## begin Records supplied

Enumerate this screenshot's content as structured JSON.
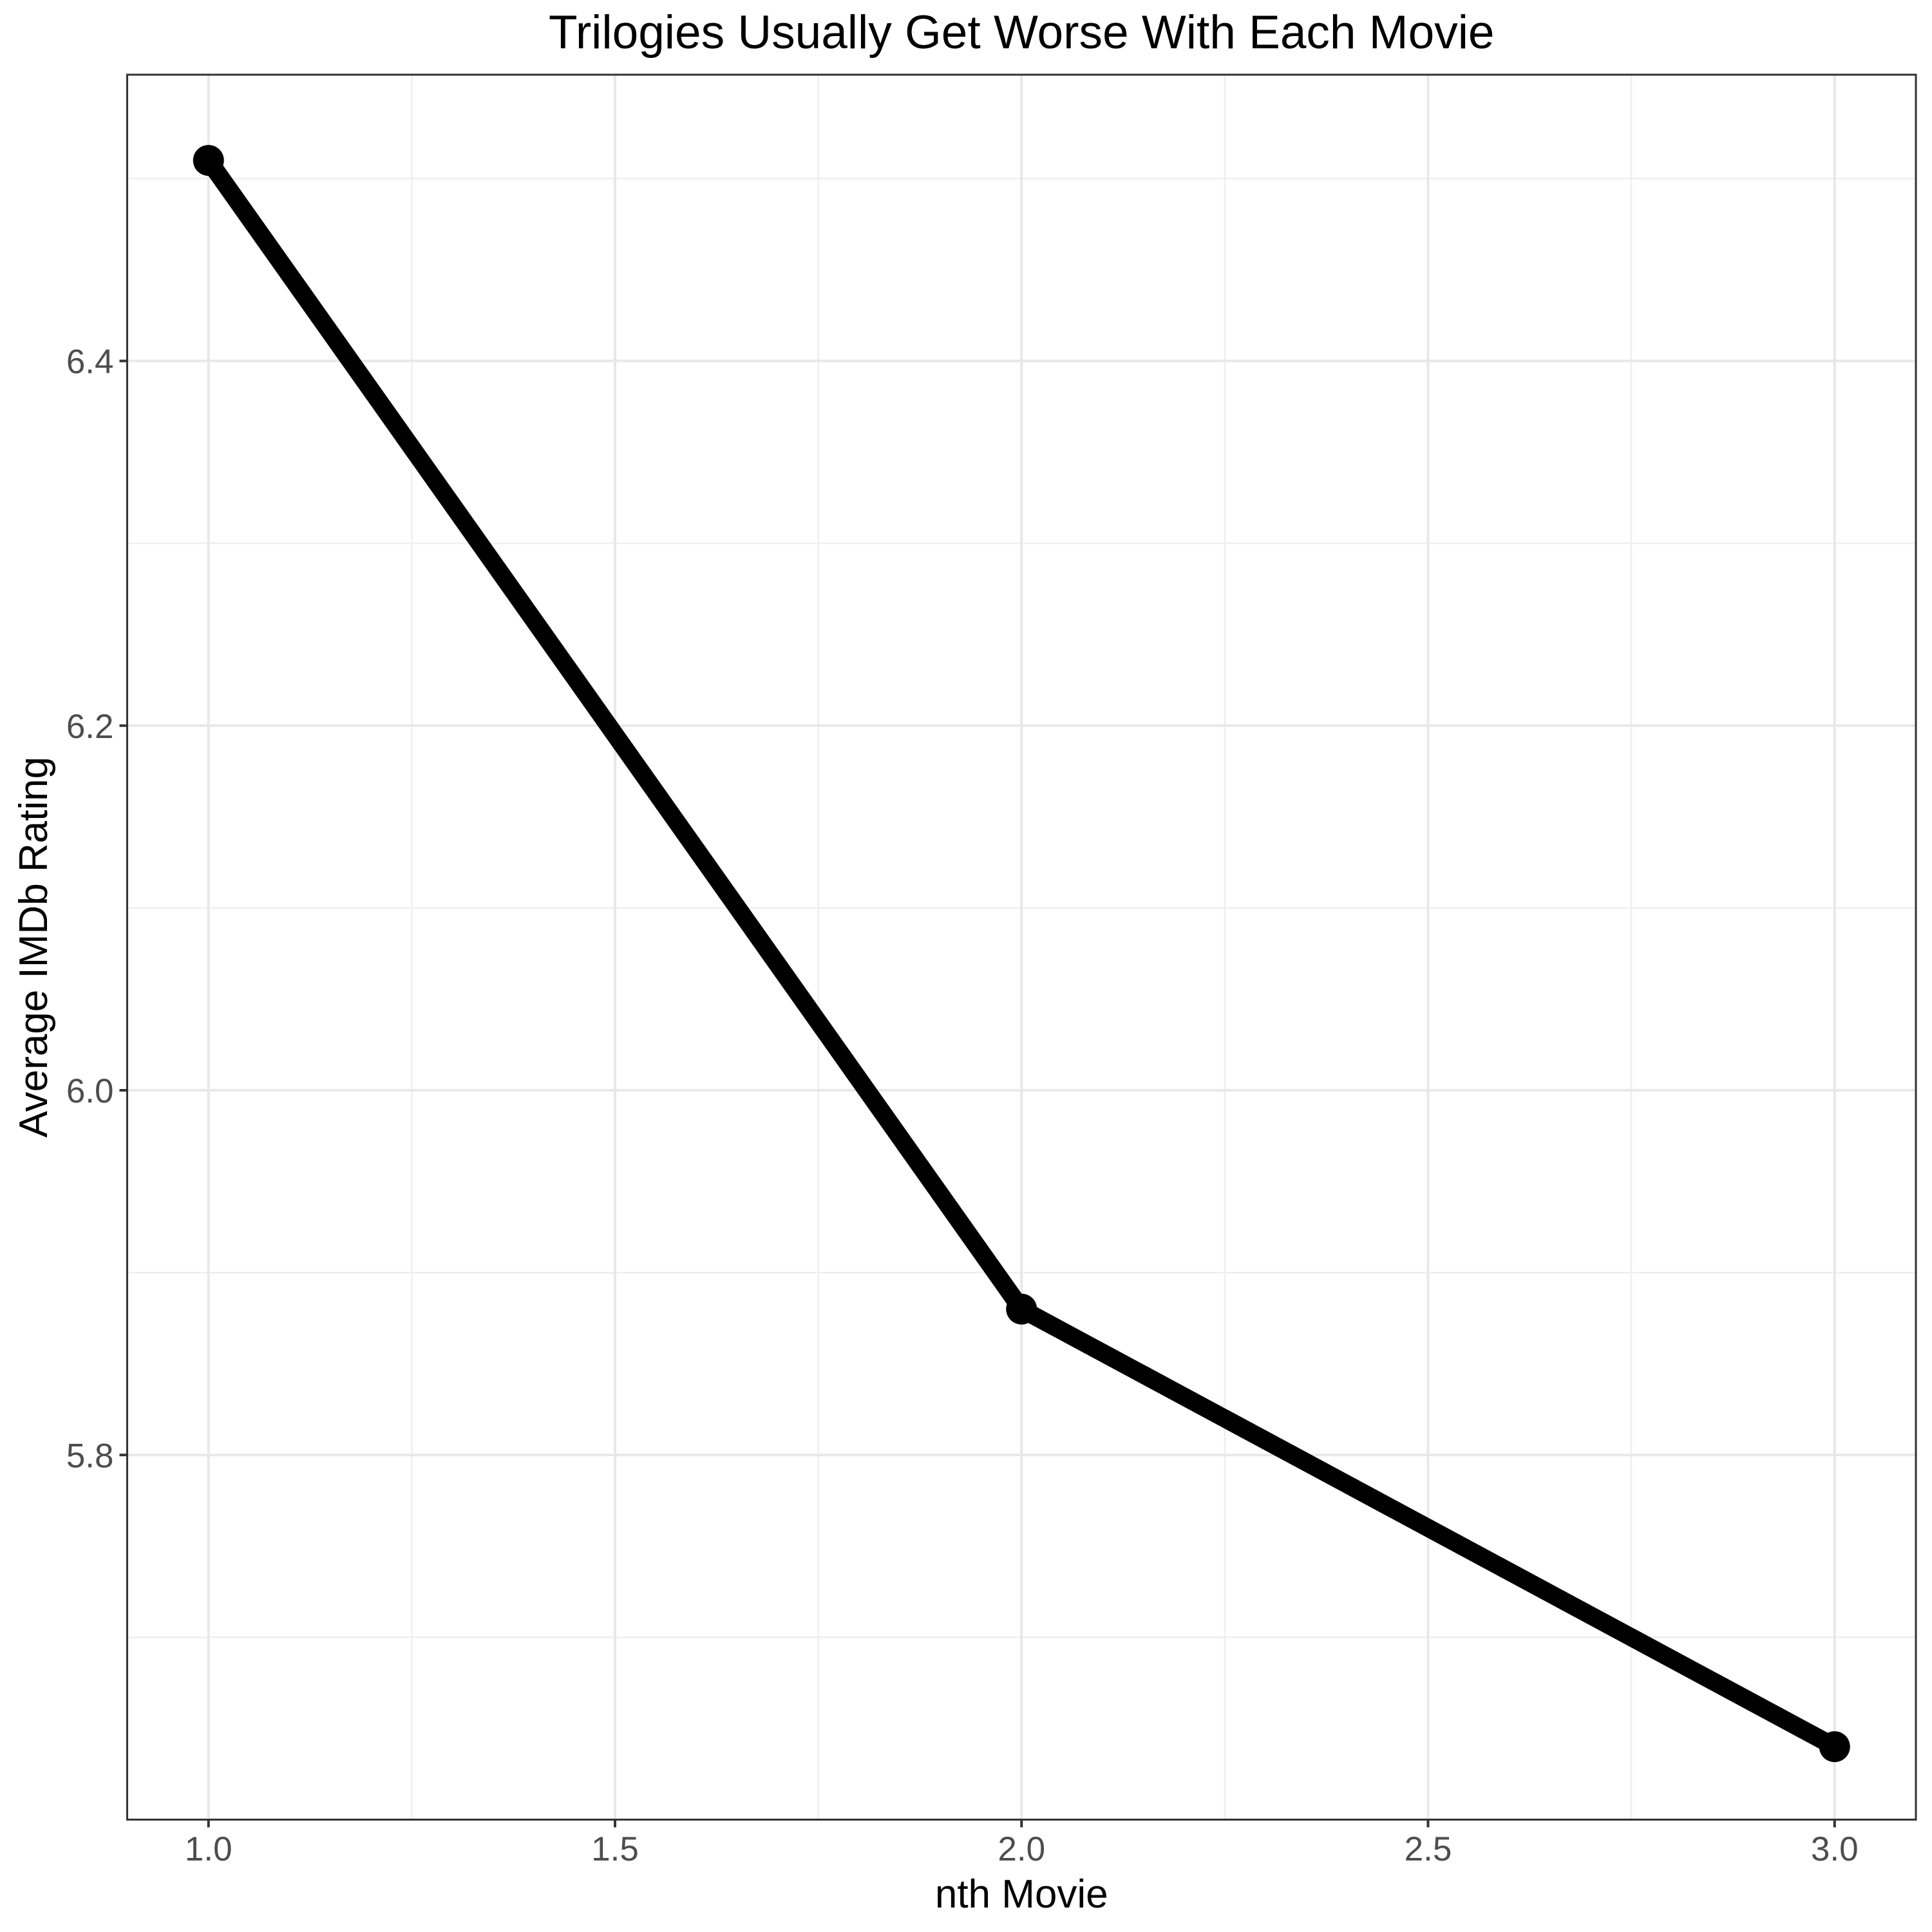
{
  "chart_data": {
    "type": "line",
    "title": "Trilogies Usually Get Worse With Each Movie",
    "xlabel": "nth Movie",
    "ylabel": "Average IMDb Rating",
    "x": [
      1,
      2,
      3
    ],
    "y": [
      6.51,
      5.88,
      5.64
    ],
    "points": [
      {
        "x": 1,
        "y": 6.51
      },
      {
        "x": 2,
        "y": 5.88
      },
      {
        "x": 3,
        "y": 5.64
      }
    ],
    "xlim": [
      0.9,
      3.1
    ],
    "ylim": [
      5.6,
      6.557
    ],
    "x_ticks": [
      {
        "value": 1.0,
        "label": "1.0"
      },
      {
        "value": 1.5,
        "label": "1.5"
      },
      {
        "value": 2.0,
        "label": "2.0"
      },
      {
        "value": 2.5,
        "label": "2.5"
      },
      {
        "value": 3.0,
        "label": "3.0"
      }
    ],
    "y_ticks": [
      {
        "value": 5.8,
        "label": "5.8"
      },
      {
        "value": 6.0,
        "label": "6.0"
      },
      {
        "value": 6.2,
        "label": "6.2"
      },
      {
        "value": 6.4,
        "label": "6.4"
      }
    ],
    "grid": "major+minor",
    "legend": "none",
    "colors": {
      "line": "#000000",
      "point": "#000000",
      "major_grid": "#e8e8e8",
      "minor_grid": "#efefef",
      "panel_border": "#333333",
      "tick_mark": "#333333",
      "tick_label": "#4d4d4d",
      "axis_title": "#000000",
      "title": "#000000",
      "background": "#ffffff"
    }
  }
}
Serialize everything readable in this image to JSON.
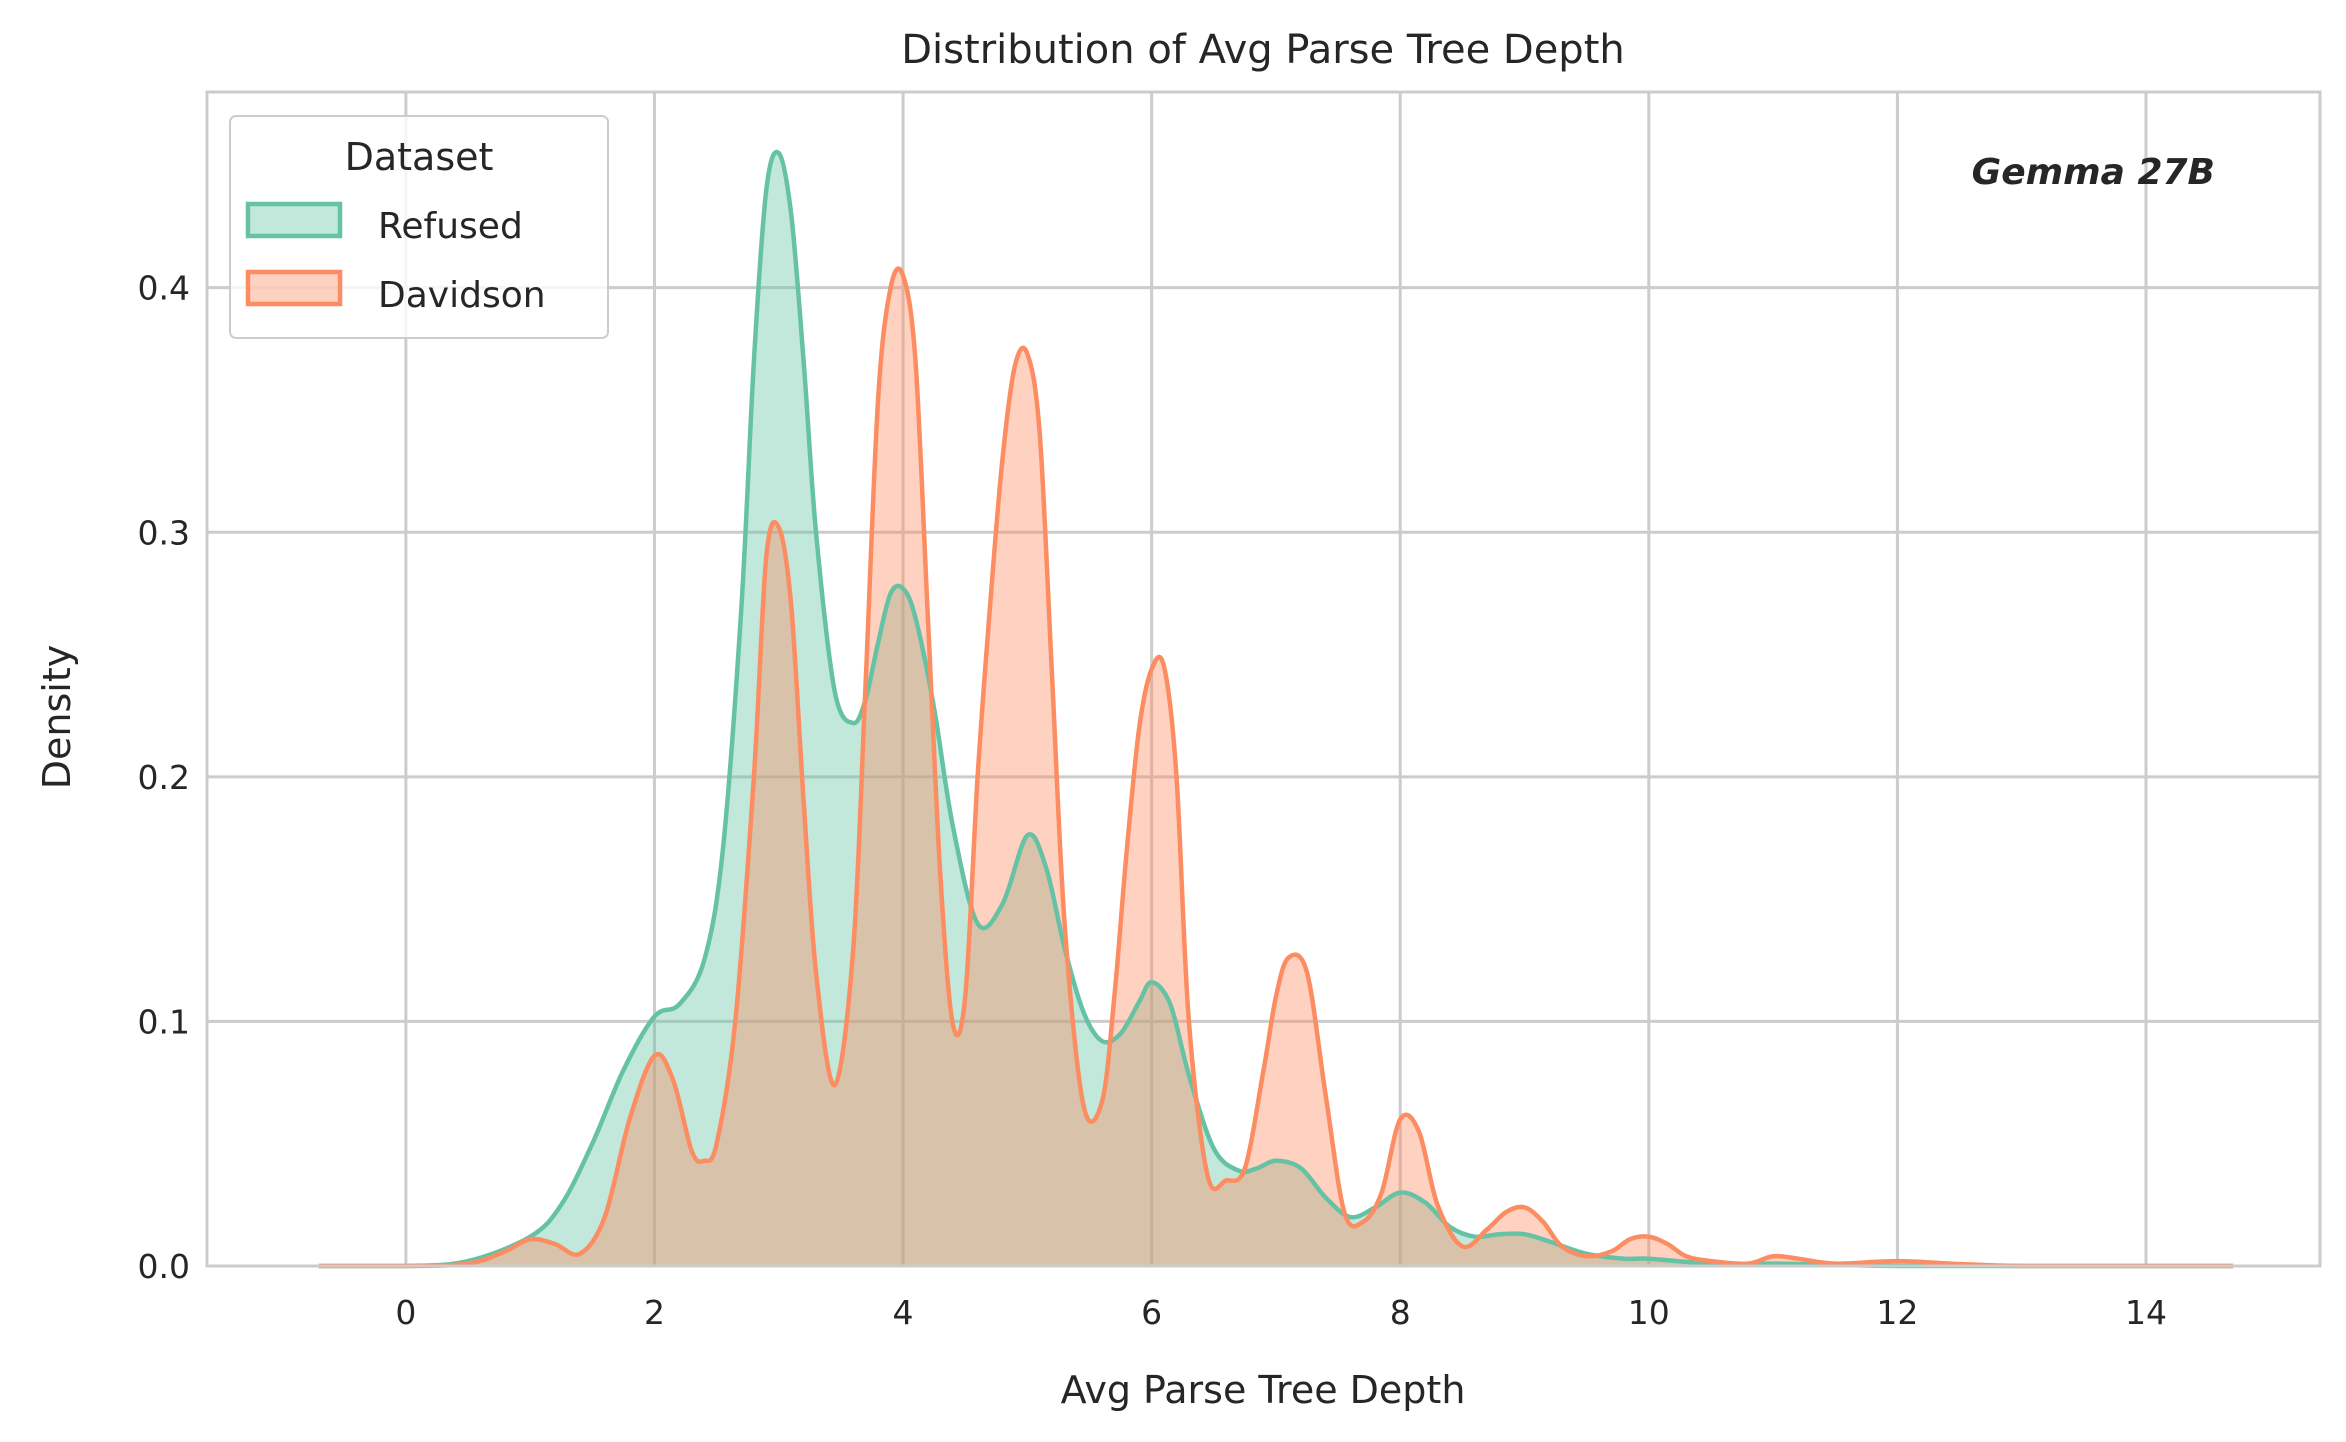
{
  "chart_data": {
    "type": "area",
    "title": "Distribution of Avg Parse Tree Depth",
    "xlabel": "Avg Parse Tree Depth",
    "ylabel": "Density",
    "xlim": [
      -1.6,
      15.4
    ],
    "ylim": [
      0,
      0.48
    ],
    "xticks": [
      "0",
      "2",
      "4",
      "6",
      "8",
      "10",
      "12",
      "14"
    ],
    "xtick_values": [
      0,
      2,
      4,
      6,
      8,
      10,
      12,
      14
    ],
    "yticks": [
      "0.0",
      "0.1",
      "0.2",
      "0.3",
      "0.4"
    ],
    "ytick_values": [
      0,
      0.1,
      0.2,
      0.3,
      0.4
    ],
    "grid": true,
    "legend": {
      "title": "Dataset",
      "placement": "top-left"
    },
    "annotation": "Gemma 27B",
    "series": [
      {
        "name": "Refused",
        "color": "#66c2a5",
        "x": [
          -0.7,
          0,
          0.5,
          1,
          1.25,
          1.5,
          1.75,
          2,
          2.2,
          2.4,
          2.55,
          2.7,
          2.8,
          2.9,
          3,
          3.1,
          3.2,
          3.3,
          3.45,
          3.6,
          3.7,
          3.8,
          3.9,
          4,
          4.1,
          4.25,
          4.4,
          4.6,
          4.8,
          5,
          5.15,
          5.3,
          5.45,
          5.6,
          5.75,
          5.9,
          6,
          6.15,
          6.3,
          6.5,
          6.7,
          6.85,
          7,
          7.2,
          7.4,
          7.6,
          7.8,
          8,
          8.2,
          8.4,
          8.6,
          8.8,
          9,
          9.2,
          9.5,
          9.8,
          10,
          10.5,
          11,
          11.5,
          12,
          13,
          14,
          14.7
        ],
        "values": [
          0,
          0,
          0.002,
          0.012,
          0.025,
          0.05,
          0.08,
          0.102,
          0.107,
          0.125,
          0.17,
          0.27,
          0.37,
          0.44,
          0.455,
          0.43,
          0.37,
          0.3,
          0.235,
          0.222,
          0.232,
          0.255,
          0.275,
          0.277,
          0.265,
          0.228,
          0.18,
          0.14,
          0.148,
          0.176,
          0.163,
          0.13,
          0.104,
          0.092,
          0.095,
          0.108,
          0.116,
          0.107,
          0.078,
          0.048,
          0.039,
          0.04,
          0.043,
          0.04,
          0.028,
          0.02,
          0.024,
          0.03,
          0.026,
          0.016,
          0.012,
          0.013,
          0.013,
          0.01,
          0.005,
          0.003,
          0.003,
          0.001,
          0.001,
          0.0005,
          0,
          0,
          0,
          0
        ]
      },
      {
        "name": "Davidson",
        "color": "#fc8d62",
        "x": [
          -0.7,
          0,
          0.5,
          0.8,
          1,
          1.2,
          1.4,
          1.6,
          1.8,
          2,
          2.15,
          2.3,
          2.4,
          2.5,
          2.65,
          2.8,
          2.9,
          3,
          3.1,
          3.2,
          3.3,
          3.45,
          3.6,
          3.7,
          3.8,
          3.9,
          4,
          4.1,
          4.2,
          4.3,
          4.4,
          4.5,
          4.6,
          4.7,
          4.8,
          4.9,
          5,
          5.1,
          5.2,
          5.3,
          5.45,
          5.6,
          5.7,
          5.8,
          5.9,
          6,
          6.1,
          6.2,
          6.3,
          6.45,
          6.6,
          6.75,
          6.9,
          7,
          7.1,
          7.25,
          7.4,
          7.55,
          7.7,
          7.85,
          8,
          8.15,
          8.3,
          8.5,
          8.7,
          8.85,
          9,
          9.15,
          9.3,
          9.5,
          9.7,
          9.85,
          10,
          10.15,
          10.3,
          10.5,
          10.8,
          11,
          11.2,
          11.5,
          12,
          12.5,
          13,
          14,
          14.7
        ],
        "values": [
          0,
          0,
          0.001,
          0.006,
          0.011,
          0.009,
          0.005,
          0.02,
          0.06,
          0.086,
          0.076,
          0.047,
          0.043,
          0.05,
          0.1,
          0.2,
          0.29,
          0.302,
          0.27,
          0.19,
          0.12,
          0.074,
          0.13,
          0.24,
          0.355,
          0.4,
          0.405,
          0.37,
          0.265,
          0.16,
          0.099,
          0.11,
          0.2,
          0.27,
          0.33,
          0.368,
          0.373,
          0.34,
          0.24,
          0.14,
          0.066,
          0.067,
          0.11,
          0.17,
          0.22,
          0.244,
          0.245,
          0.2,
          0.1,
          0.037,
          0.035,
          0.04,
          0.08,
          0.11,
          0.126,
          0.12,
          0.07,
          0.022,
          0.018,
          0.03,
          0.06,
          0.055,
          0.025,
          0.008,
          0.015,
          0.022,
          0.024,
          0.018,
          0.008,
          0.004,
          0.006,
          0.011,
          0.012,
          0.009,
          0.004,
          0.002,
          0.001,
          0.004,
          0.003,
          0.001,
          0.002,
          0.0008,
          0,
          0,
          0
        ]
      }
    ]
  }
}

## end Records supplied

Work to do: Pick out all lines containing the string "xlabel".

Written answer:
    "xlabel": "nth Movie",
    "xlabel": "Avg Parse Tree Depth",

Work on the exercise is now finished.